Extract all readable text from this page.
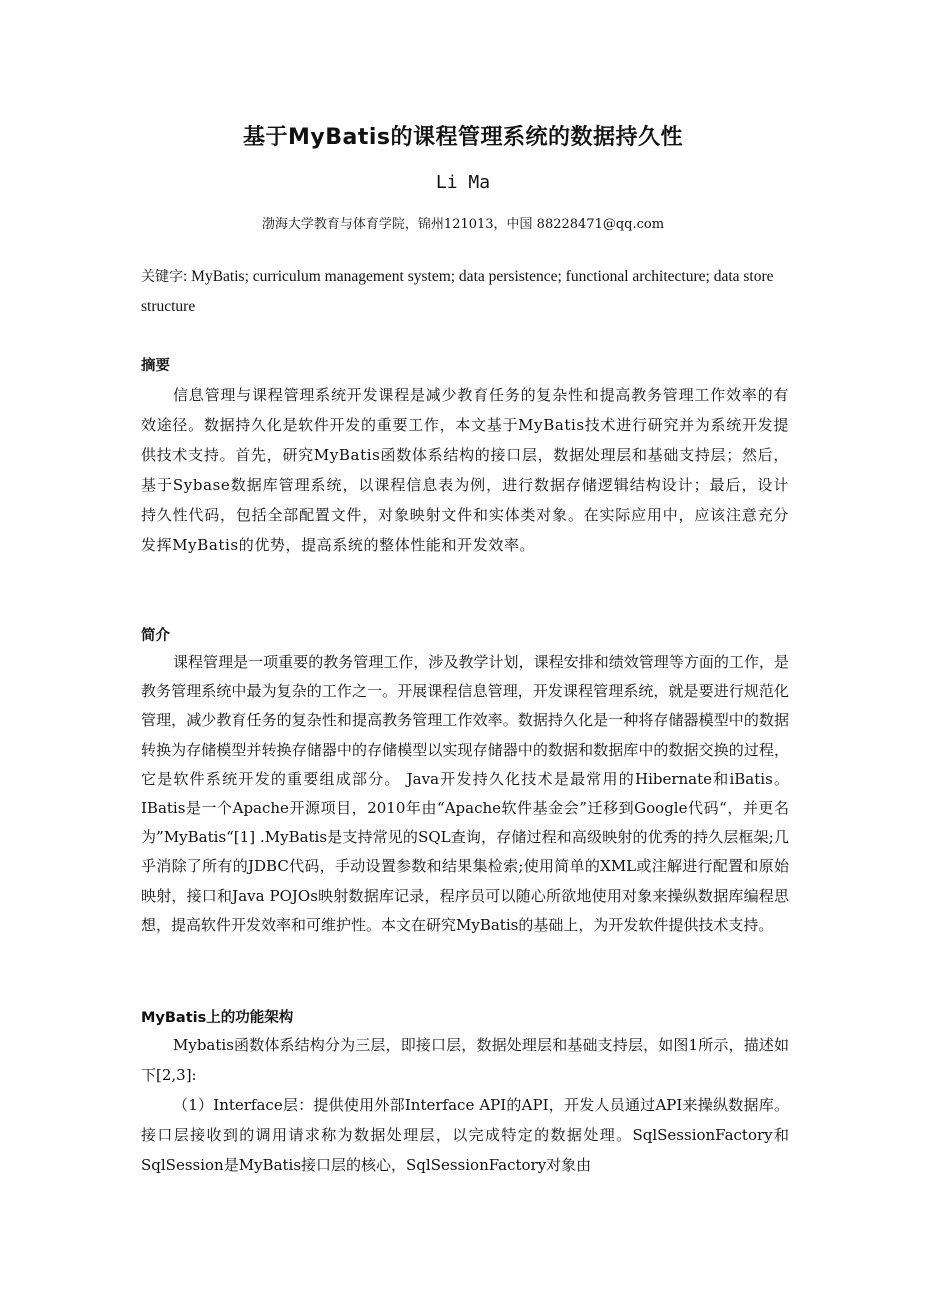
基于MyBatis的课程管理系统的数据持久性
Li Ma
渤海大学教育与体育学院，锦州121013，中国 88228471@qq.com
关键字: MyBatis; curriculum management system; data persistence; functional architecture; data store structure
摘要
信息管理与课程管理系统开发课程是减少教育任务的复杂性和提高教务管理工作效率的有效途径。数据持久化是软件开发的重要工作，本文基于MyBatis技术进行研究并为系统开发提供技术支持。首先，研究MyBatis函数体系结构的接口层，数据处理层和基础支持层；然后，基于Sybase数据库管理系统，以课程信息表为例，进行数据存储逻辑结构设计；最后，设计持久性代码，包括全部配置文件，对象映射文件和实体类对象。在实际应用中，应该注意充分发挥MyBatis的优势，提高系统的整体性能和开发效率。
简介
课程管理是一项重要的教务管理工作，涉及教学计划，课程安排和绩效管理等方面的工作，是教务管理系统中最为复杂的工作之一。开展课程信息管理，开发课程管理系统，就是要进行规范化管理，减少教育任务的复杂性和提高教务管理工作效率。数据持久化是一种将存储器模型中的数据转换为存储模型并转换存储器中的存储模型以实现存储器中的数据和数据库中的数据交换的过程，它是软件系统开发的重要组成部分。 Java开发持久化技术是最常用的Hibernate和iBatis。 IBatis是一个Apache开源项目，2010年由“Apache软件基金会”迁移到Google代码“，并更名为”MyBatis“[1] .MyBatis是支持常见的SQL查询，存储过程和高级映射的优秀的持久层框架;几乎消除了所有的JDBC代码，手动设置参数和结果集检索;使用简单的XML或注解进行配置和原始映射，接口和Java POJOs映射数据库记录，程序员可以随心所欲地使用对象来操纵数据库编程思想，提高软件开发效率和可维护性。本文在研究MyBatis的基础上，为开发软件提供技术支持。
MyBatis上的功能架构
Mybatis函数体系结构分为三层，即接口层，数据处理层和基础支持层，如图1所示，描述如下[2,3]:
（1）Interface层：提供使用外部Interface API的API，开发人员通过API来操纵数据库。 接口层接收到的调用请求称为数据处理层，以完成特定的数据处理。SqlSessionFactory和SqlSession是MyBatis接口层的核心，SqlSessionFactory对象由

■ Problem requirements: Indicate how many lines of the material contain the string "数据处理层和基础支持层", giving the number and nothing more.

■ Solution to the exercise: 2